STATED GOAL: State how many lines include "passe", giving the number by itself.

PROVIDED MATERIAL:

* begin *

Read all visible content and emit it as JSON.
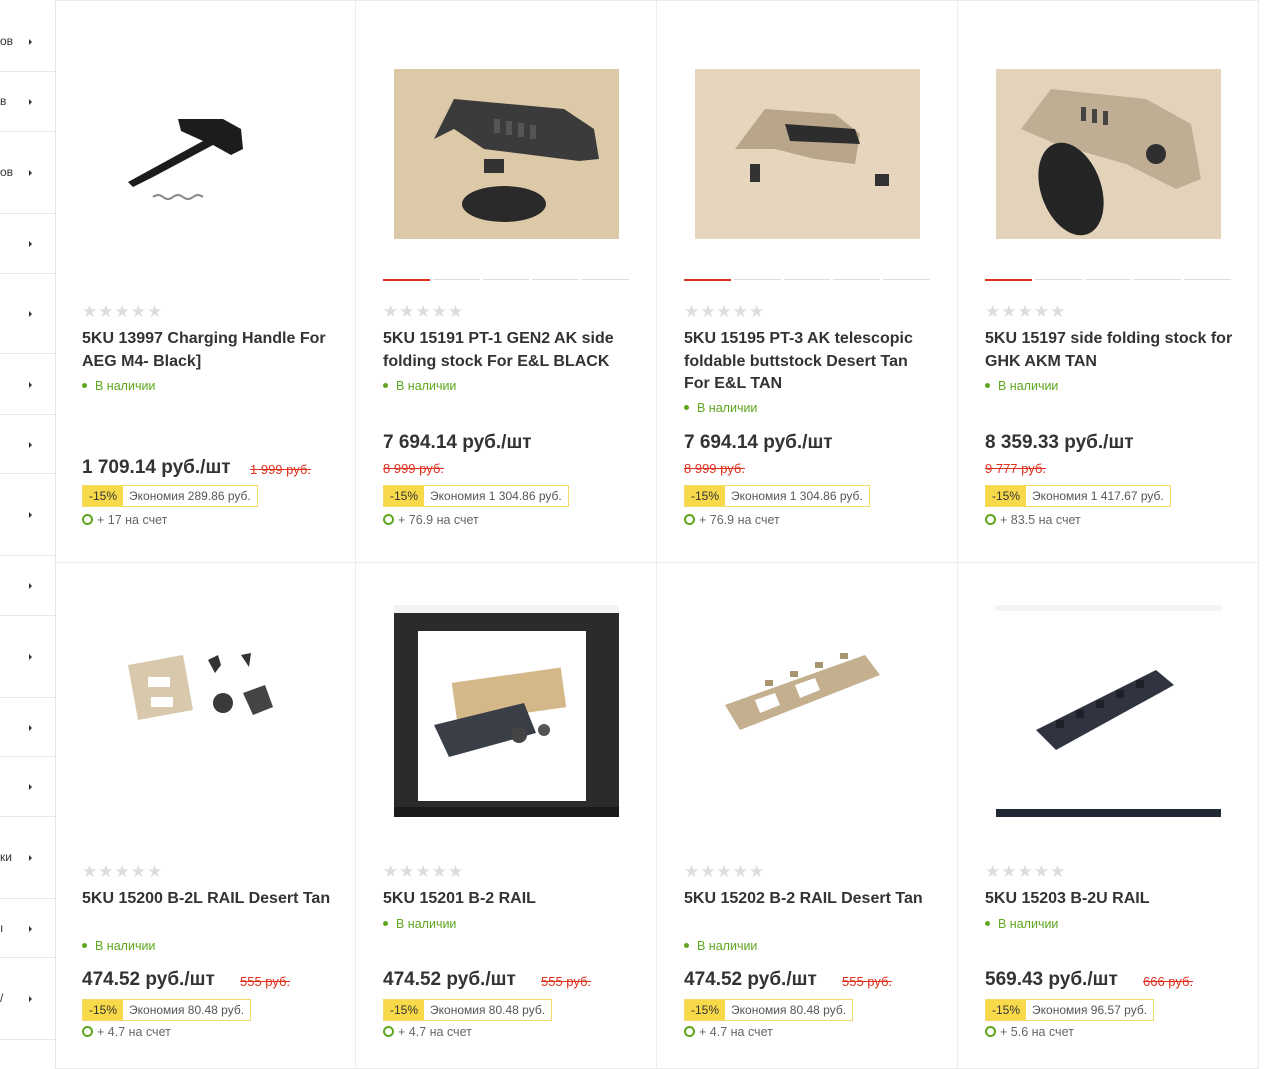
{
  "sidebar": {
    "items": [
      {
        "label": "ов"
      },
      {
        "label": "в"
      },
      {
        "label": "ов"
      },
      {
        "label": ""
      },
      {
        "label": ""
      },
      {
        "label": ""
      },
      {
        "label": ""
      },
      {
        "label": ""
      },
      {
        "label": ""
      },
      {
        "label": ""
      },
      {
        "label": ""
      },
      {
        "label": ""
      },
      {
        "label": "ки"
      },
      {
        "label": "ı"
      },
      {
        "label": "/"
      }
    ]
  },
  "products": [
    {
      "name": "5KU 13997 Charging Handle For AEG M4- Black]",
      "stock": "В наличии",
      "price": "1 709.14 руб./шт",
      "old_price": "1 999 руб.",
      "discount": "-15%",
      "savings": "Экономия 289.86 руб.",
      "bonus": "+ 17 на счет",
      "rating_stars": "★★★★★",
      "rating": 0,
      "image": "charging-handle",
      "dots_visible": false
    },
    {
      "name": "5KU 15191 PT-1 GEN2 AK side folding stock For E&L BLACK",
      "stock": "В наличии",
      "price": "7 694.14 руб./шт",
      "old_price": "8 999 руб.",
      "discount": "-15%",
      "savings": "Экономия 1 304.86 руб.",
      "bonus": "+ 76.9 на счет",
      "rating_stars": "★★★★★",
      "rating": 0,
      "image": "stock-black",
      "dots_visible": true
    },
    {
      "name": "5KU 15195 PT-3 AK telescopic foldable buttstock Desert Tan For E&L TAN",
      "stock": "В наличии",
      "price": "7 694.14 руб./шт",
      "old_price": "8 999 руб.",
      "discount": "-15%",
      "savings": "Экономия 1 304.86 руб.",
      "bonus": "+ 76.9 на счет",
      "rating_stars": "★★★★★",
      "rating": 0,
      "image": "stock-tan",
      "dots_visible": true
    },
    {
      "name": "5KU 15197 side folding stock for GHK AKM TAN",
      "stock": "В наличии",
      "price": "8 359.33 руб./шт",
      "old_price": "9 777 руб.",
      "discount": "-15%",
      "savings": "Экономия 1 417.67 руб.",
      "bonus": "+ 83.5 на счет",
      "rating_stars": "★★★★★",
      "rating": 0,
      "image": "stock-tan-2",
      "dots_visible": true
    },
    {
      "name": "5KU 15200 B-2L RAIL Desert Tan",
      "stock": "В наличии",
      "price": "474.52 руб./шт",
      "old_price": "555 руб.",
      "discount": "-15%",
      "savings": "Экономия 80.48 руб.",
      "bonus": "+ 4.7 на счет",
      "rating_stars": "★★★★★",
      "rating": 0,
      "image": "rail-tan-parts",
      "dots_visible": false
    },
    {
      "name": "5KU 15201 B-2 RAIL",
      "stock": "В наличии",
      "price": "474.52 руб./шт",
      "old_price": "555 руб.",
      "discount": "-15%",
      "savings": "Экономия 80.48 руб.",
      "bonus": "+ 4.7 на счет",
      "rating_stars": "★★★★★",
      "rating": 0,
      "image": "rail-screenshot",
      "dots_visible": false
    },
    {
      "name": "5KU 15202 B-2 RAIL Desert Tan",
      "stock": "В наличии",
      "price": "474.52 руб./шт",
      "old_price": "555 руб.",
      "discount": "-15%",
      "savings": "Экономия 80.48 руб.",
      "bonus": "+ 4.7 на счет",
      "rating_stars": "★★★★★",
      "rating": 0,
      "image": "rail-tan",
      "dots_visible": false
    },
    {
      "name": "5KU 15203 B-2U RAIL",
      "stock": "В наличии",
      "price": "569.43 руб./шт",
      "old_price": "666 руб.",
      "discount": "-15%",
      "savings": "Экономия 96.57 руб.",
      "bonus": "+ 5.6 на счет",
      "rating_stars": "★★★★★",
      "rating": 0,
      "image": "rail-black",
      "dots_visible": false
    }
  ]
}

* end *
* begin *

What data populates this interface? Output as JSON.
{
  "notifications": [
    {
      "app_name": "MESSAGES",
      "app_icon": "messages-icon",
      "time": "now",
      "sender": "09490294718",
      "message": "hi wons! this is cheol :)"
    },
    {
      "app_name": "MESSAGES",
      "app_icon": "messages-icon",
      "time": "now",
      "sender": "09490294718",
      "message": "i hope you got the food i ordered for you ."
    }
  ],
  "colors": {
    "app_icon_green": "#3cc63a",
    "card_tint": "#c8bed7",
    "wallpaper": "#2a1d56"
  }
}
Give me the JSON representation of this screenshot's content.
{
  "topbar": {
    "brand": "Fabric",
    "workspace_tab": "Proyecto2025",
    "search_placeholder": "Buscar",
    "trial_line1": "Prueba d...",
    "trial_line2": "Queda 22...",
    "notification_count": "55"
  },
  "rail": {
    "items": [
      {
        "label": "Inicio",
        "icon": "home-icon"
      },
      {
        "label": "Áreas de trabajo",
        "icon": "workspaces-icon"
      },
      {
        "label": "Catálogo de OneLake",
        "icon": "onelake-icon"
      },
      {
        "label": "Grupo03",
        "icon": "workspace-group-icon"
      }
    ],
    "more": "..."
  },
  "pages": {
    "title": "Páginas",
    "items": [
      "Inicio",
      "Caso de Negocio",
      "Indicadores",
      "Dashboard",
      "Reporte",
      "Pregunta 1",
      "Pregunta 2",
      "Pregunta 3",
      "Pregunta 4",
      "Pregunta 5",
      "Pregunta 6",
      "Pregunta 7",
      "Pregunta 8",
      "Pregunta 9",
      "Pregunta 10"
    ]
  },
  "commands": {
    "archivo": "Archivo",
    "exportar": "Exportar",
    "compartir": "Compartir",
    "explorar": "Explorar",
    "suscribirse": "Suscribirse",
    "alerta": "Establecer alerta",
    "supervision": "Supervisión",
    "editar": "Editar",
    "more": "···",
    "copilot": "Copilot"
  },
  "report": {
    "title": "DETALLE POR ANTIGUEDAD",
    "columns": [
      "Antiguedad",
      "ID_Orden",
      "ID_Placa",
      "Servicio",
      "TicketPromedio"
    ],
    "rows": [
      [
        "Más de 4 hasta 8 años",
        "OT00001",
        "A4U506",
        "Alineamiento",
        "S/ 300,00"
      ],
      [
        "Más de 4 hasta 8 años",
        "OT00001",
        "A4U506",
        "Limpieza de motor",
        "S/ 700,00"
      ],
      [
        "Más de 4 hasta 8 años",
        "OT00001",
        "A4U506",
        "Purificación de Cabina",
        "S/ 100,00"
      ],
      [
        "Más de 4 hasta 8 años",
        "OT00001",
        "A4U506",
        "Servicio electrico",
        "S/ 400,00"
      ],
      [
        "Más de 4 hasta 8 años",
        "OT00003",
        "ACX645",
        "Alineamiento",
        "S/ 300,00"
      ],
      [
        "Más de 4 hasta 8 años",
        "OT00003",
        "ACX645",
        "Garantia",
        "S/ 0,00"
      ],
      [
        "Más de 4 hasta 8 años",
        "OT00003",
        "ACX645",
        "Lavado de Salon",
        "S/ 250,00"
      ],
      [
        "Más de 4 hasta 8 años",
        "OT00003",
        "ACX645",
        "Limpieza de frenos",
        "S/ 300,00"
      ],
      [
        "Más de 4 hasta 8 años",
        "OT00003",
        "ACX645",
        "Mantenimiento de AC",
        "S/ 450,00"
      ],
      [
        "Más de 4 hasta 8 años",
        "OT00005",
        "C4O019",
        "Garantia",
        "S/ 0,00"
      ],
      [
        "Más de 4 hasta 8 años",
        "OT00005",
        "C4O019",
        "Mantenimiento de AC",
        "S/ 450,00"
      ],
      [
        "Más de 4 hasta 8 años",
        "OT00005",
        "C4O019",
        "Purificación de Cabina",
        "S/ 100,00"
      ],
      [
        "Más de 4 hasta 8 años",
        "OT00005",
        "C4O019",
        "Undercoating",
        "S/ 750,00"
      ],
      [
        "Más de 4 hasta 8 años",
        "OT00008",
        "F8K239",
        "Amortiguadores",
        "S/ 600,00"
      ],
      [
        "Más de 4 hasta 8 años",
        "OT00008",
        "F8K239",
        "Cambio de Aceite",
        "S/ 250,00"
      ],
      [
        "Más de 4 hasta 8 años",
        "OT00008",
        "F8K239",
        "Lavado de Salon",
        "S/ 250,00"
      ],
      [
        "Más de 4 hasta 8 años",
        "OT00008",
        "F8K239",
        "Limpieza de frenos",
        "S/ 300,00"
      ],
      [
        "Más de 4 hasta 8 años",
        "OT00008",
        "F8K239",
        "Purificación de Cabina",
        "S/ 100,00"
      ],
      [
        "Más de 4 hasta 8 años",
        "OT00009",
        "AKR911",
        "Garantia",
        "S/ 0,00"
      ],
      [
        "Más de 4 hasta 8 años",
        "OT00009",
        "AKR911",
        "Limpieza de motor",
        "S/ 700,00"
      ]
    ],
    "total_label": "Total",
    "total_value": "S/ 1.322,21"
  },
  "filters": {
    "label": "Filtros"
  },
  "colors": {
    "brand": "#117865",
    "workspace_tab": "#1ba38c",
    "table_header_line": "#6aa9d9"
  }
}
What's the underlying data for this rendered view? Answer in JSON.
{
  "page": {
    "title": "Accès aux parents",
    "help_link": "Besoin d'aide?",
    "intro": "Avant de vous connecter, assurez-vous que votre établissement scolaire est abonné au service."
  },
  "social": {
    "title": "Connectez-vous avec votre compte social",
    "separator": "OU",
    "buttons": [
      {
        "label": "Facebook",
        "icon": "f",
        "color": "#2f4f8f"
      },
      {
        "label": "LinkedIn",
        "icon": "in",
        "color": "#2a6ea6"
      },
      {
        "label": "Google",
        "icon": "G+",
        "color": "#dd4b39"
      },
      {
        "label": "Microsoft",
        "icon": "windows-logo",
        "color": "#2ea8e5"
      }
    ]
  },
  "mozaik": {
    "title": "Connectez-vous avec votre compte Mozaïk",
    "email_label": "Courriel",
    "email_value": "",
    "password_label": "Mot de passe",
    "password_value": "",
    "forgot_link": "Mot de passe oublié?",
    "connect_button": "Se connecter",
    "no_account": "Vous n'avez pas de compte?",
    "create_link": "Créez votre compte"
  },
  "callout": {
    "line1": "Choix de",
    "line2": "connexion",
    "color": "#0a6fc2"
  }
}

* end *
* begin *

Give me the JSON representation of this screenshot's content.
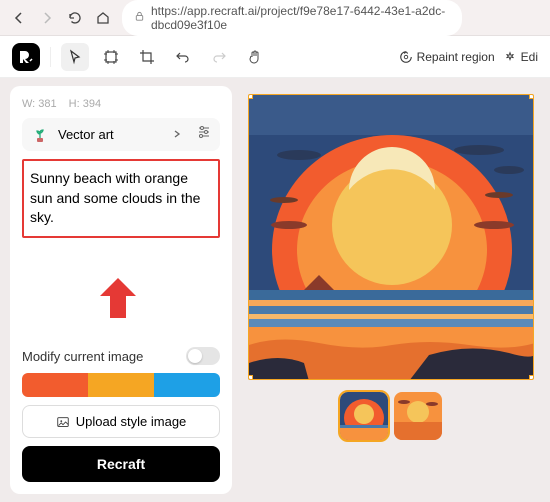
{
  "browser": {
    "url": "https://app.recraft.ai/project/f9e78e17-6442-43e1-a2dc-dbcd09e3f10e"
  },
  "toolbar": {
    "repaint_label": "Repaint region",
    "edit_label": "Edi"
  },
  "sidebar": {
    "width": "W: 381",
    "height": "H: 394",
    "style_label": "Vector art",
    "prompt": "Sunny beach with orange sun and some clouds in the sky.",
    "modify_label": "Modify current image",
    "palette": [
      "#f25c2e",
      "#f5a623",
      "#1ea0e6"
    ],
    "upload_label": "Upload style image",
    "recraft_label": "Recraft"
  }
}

* end *

OUTPUT OF THE EXERCISE: 2